• STATED TASK: For every line in the data below that contains "plain", copy the line.

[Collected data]
# # # # # # #
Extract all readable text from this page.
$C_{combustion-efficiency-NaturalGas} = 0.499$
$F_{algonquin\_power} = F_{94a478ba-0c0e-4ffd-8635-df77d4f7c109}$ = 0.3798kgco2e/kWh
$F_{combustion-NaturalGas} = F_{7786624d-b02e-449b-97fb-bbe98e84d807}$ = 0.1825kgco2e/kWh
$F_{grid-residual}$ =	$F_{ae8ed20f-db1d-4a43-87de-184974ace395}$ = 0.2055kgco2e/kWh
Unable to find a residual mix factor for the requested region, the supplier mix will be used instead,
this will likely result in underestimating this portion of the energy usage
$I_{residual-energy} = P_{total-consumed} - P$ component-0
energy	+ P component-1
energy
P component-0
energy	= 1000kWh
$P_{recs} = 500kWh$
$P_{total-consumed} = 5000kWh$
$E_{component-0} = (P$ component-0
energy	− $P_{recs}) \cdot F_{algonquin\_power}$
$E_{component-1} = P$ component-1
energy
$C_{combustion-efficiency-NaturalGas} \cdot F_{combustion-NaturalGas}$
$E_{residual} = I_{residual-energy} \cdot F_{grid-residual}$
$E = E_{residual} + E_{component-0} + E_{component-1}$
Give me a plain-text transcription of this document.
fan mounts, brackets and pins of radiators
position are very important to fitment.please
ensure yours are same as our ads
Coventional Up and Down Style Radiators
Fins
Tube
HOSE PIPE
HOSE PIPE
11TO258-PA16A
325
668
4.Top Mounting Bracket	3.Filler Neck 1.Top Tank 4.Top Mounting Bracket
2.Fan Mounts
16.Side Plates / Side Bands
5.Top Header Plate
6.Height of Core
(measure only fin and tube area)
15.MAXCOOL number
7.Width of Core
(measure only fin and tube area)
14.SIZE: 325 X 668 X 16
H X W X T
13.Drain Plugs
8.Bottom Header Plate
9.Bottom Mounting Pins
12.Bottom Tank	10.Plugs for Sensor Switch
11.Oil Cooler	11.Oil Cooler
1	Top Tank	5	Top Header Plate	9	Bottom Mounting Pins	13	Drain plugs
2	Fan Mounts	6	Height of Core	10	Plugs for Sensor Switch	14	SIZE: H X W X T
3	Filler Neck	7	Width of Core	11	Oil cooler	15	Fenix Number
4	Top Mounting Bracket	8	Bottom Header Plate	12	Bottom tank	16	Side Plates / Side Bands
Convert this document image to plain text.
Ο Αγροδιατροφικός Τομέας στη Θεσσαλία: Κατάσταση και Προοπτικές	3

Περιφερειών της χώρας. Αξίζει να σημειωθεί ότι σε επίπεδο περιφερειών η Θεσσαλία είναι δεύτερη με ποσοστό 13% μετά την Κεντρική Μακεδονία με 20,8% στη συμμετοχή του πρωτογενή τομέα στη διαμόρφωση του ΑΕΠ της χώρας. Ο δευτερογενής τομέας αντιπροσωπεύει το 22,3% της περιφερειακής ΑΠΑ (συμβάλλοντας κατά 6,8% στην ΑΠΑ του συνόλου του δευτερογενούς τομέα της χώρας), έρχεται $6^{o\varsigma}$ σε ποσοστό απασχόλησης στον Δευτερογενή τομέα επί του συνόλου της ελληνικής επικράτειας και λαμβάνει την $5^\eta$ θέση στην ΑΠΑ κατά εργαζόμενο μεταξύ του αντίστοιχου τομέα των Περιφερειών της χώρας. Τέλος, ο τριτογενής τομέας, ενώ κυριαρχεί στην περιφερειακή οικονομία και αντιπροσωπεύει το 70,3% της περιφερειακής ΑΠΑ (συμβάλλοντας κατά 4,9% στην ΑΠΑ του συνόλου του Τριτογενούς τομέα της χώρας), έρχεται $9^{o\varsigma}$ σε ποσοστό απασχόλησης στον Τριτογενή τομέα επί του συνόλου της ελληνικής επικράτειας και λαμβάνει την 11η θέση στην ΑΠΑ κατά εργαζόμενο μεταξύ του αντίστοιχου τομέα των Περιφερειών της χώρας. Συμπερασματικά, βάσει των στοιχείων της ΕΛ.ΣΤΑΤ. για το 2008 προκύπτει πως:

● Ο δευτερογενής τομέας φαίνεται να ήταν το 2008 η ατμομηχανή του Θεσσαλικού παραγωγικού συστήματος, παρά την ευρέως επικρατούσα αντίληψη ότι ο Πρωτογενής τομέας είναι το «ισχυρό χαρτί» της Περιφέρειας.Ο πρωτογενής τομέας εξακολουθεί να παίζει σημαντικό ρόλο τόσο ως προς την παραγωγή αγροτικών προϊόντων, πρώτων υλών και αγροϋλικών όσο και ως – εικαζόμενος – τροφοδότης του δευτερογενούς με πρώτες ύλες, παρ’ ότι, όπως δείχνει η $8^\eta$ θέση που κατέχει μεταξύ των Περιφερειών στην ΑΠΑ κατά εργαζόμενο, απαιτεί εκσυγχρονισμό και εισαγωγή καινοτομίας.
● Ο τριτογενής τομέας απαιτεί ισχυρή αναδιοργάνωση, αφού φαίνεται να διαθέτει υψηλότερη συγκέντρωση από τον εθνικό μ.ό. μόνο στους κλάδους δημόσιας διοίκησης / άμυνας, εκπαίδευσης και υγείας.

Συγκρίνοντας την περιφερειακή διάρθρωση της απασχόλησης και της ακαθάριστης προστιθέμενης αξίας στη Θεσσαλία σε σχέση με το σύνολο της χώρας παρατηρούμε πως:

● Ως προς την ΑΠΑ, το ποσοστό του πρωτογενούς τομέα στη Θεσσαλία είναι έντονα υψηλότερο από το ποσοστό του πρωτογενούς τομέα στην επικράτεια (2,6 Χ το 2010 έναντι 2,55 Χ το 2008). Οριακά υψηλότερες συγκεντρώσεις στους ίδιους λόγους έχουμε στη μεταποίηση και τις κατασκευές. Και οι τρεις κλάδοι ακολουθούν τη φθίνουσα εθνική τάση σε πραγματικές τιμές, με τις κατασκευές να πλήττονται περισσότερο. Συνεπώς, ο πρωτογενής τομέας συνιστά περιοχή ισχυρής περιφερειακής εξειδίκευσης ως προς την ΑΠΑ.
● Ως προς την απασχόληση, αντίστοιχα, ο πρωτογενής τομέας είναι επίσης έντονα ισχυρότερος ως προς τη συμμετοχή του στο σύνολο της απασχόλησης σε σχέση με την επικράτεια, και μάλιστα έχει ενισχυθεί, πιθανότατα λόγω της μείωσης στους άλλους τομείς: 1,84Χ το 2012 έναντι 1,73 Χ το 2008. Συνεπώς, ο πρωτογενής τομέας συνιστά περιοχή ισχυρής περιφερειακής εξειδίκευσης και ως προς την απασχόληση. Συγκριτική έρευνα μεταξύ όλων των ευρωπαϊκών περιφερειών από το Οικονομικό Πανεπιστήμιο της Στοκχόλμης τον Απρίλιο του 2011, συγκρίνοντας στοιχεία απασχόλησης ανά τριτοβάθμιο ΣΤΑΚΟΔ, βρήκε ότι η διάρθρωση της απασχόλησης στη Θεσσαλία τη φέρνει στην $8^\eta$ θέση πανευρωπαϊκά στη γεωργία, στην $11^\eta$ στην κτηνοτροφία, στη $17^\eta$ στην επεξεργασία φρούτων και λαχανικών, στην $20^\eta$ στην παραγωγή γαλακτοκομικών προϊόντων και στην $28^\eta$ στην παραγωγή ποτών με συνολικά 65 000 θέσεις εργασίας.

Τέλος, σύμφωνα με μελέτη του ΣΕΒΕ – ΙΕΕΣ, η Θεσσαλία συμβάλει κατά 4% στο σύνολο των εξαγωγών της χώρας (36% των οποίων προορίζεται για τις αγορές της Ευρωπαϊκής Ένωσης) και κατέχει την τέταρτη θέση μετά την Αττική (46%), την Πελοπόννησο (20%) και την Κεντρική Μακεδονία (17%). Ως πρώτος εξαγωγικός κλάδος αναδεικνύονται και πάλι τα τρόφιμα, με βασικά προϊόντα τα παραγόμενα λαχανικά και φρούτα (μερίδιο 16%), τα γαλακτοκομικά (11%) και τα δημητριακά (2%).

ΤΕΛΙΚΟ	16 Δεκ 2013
# # # # # # #
• OUTPUT OF THE TASK:
Give me a plain-text transcription of this document.
Convert this document image to plain text.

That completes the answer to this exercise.